>> start DATASET EXTRACT

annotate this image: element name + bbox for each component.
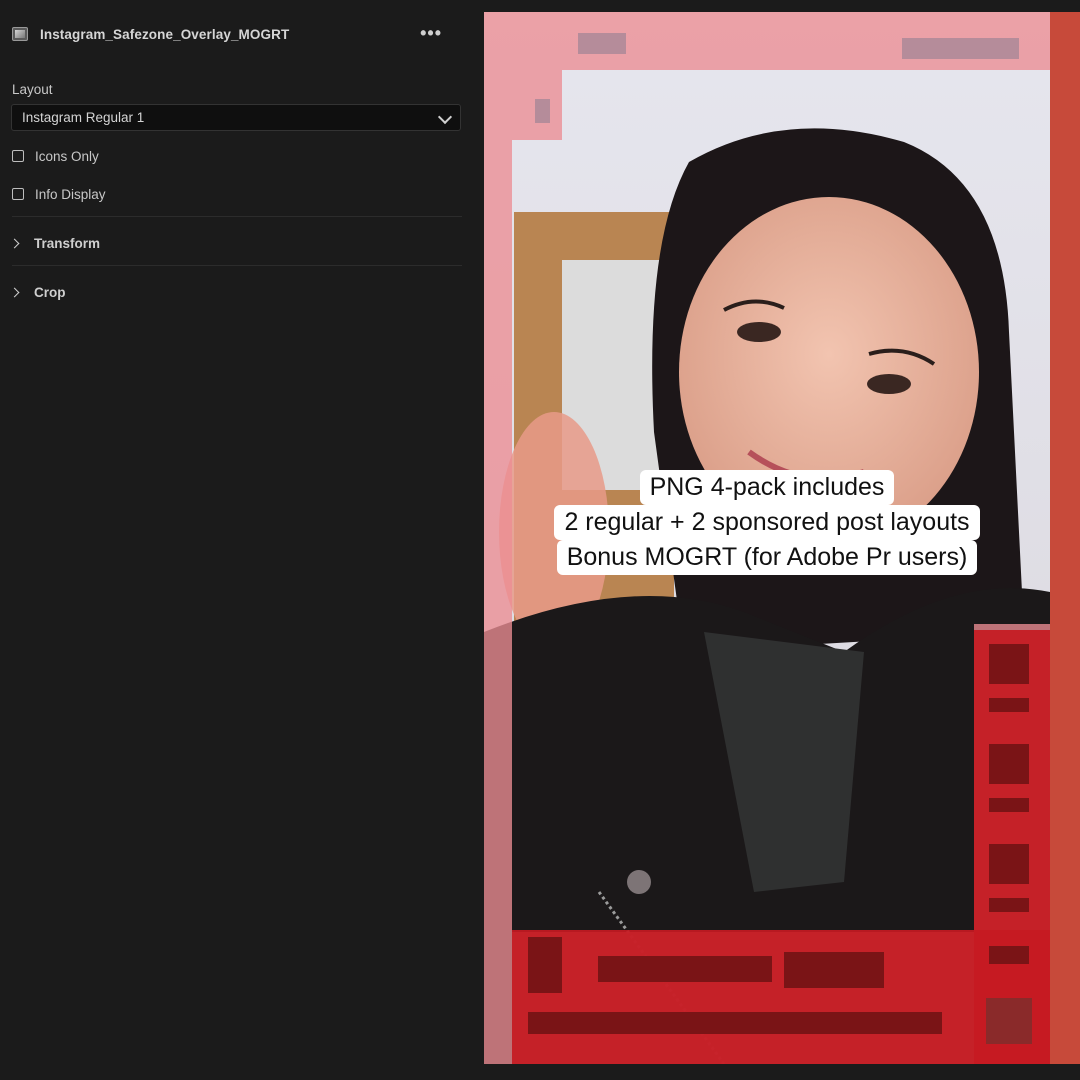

>> end DATASET EXTRACT
>> start DATASET EXTRACT

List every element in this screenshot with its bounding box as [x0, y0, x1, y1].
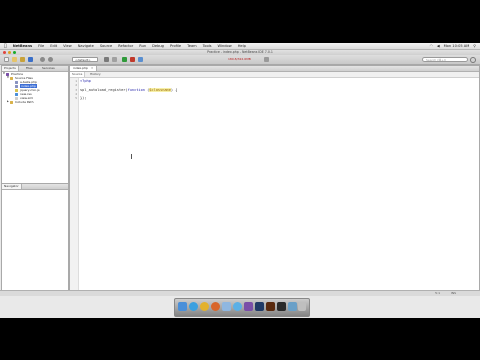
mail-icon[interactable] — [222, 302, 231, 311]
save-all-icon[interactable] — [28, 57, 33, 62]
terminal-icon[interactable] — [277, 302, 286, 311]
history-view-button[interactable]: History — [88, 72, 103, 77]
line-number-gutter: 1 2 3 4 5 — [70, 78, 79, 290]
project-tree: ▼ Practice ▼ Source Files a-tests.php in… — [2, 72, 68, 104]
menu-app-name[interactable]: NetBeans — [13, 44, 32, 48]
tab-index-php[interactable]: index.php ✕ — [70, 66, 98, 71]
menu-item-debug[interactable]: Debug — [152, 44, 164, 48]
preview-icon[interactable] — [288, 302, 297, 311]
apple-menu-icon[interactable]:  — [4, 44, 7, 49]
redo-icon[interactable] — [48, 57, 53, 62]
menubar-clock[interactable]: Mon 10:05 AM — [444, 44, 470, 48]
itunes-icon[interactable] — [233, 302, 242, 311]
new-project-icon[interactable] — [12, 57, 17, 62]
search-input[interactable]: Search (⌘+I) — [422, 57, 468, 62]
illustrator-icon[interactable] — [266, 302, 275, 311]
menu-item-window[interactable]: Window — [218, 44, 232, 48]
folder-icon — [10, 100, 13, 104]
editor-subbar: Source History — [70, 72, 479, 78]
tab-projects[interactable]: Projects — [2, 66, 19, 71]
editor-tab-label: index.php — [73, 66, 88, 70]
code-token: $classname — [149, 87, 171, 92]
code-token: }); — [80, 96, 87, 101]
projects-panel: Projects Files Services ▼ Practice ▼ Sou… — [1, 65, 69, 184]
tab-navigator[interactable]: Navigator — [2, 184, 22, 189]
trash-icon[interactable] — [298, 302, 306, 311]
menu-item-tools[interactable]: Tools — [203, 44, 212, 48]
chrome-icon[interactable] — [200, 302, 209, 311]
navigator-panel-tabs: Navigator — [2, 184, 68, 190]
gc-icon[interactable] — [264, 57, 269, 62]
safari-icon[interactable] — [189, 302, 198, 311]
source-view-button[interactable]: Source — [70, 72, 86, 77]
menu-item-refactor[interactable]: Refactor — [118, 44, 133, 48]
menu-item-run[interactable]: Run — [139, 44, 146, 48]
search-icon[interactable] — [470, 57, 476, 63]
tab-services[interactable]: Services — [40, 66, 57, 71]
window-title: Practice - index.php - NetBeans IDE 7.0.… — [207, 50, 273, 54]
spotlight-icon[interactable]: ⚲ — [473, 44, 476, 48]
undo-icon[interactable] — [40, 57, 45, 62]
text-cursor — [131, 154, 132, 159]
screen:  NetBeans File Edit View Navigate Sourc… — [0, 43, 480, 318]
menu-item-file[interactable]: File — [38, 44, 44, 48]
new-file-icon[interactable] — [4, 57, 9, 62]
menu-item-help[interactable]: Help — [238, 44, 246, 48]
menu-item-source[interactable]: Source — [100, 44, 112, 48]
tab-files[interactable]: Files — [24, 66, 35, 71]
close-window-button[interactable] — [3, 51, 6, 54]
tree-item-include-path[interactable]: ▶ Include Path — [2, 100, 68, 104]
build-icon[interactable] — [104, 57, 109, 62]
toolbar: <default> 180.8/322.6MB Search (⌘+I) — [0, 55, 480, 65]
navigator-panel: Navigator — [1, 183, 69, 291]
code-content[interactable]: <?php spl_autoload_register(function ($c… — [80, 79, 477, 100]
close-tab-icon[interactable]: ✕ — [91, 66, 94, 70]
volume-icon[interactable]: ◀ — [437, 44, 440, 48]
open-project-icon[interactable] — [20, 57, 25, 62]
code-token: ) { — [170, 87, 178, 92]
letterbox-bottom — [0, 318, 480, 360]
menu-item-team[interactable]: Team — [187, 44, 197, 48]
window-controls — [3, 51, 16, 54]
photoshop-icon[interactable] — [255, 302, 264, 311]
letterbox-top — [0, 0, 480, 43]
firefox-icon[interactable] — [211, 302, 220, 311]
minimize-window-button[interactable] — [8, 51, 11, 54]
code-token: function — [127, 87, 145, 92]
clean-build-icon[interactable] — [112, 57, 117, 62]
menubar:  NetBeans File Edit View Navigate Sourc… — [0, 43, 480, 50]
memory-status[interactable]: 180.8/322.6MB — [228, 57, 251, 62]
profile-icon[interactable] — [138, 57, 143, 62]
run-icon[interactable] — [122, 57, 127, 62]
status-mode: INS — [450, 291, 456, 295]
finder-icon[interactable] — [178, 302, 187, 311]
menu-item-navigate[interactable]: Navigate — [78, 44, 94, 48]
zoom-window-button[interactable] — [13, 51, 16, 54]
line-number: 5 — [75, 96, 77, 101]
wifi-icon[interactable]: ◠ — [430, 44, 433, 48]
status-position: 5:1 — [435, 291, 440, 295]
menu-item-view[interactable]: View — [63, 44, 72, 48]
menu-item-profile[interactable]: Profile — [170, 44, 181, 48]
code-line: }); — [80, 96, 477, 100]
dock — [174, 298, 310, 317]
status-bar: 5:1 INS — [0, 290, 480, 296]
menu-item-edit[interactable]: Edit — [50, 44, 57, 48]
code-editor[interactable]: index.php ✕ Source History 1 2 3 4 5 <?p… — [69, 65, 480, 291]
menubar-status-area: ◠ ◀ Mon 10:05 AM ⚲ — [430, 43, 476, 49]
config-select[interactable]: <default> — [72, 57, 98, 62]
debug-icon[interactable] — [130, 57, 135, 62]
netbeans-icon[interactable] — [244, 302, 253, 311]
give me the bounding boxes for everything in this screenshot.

>> end DATASET EXTRACT
>> start DATASET EXTRACT

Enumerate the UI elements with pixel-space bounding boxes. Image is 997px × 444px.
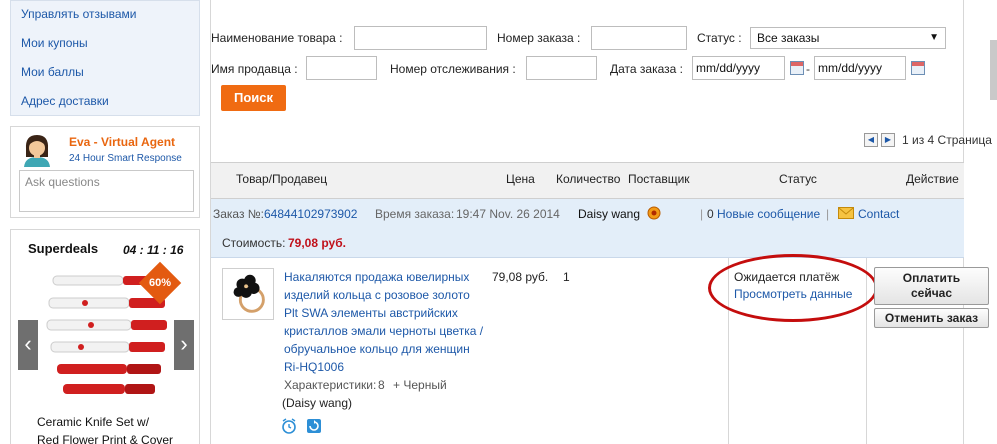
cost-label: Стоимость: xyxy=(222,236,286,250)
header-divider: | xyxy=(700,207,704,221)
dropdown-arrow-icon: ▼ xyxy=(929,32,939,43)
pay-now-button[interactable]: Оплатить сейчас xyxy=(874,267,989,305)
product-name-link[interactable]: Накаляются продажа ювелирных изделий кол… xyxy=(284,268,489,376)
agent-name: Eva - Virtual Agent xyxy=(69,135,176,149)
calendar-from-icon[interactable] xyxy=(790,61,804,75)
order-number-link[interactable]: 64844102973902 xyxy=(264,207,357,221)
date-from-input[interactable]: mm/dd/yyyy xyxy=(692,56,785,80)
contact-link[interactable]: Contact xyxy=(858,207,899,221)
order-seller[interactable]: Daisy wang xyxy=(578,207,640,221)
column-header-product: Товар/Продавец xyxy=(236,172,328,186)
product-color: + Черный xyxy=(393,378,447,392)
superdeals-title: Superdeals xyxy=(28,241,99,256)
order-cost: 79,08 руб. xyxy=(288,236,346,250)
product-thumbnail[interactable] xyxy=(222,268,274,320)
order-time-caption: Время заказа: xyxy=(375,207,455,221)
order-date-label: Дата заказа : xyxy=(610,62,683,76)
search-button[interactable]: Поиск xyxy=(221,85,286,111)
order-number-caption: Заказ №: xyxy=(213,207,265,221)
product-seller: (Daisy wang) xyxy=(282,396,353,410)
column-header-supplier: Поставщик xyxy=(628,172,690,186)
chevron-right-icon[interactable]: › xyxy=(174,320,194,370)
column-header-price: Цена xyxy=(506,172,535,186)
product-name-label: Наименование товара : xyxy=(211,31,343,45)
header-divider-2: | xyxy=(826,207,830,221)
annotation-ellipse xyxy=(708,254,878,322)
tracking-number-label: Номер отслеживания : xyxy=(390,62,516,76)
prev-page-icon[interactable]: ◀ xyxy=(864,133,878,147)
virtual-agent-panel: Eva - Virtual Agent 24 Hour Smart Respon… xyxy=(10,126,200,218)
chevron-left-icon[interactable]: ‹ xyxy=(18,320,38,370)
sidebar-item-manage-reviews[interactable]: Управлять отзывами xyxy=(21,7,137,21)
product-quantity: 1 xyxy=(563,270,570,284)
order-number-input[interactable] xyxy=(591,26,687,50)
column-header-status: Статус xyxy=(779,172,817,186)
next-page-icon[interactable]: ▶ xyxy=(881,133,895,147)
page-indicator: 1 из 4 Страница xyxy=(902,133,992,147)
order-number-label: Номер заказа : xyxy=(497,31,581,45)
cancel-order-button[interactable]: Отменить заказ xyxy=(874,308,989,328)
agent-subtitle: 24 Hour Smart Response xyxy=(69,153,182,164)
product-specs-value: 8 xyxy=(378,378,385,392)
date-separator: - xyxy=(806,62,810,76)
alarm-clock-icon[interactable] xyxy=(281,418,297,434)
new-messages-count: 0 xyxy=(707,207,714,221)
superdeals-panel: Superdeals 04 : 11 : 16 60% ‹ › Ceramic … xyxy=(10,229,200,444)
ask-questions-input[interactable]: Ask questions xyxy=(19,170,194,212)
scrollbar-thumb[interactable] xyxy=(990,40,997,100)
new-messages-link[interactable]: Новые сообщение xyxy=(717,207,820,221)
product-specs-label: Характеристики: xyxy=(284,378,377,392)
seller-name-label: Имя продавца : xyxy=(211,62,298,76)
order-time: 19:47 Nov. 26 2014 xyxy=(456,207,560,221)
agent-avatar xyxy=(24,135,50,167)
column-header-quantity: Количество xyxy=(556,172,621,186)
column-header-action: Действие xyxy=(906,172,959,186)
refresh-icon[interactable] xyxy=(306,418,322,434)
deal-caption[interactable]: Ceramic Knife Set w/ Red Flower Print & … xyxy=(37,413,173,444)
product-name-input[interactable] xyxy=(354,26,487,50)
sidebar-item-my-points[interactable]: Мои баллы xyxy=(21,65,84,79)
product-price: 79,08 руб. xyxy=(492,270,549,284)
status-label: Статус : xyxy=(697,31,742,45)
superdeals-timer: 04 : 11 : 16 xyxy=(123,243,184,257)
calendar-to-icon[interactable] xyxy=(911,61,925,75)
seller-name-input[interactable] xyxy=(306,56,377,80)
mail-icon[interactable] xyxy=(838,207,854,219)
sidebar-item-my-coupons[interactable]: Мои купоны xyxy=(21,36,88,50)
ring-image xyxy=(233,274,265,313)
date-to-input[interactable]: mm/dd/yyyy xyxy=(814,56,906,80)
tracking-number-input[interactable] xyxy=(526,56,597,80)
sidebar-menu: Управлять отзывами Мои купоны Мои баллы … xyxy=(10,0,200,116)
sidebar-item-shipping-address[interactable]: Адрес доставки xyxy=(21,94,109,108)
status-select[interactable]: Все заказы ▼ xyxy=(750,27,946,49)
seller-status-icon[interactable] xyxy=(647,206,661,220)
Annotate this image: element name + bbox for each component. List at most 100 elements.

>> end DATASET EXTRACT

SHORT PROBLEM
Copy out the rows from the line containing "Enumerate the UI" through the line containing "pay-now-button[interactable]: Оплатить сейчас", without any pictures.

THE REPLY
Enumerate the UI elements with pixel-space bounding boxes. Image is 997px × 444px.
cost-label: Стоимость: xyxy=(222,236,286,250)
header-divider: | xyxy=(700,207,704,221)
dropdown-arrow-icon: ▼ xyxy=(929,32,939,43)
pay-now-button[interactable]: Оплатить сейчас xyxy=(874,267,989,305)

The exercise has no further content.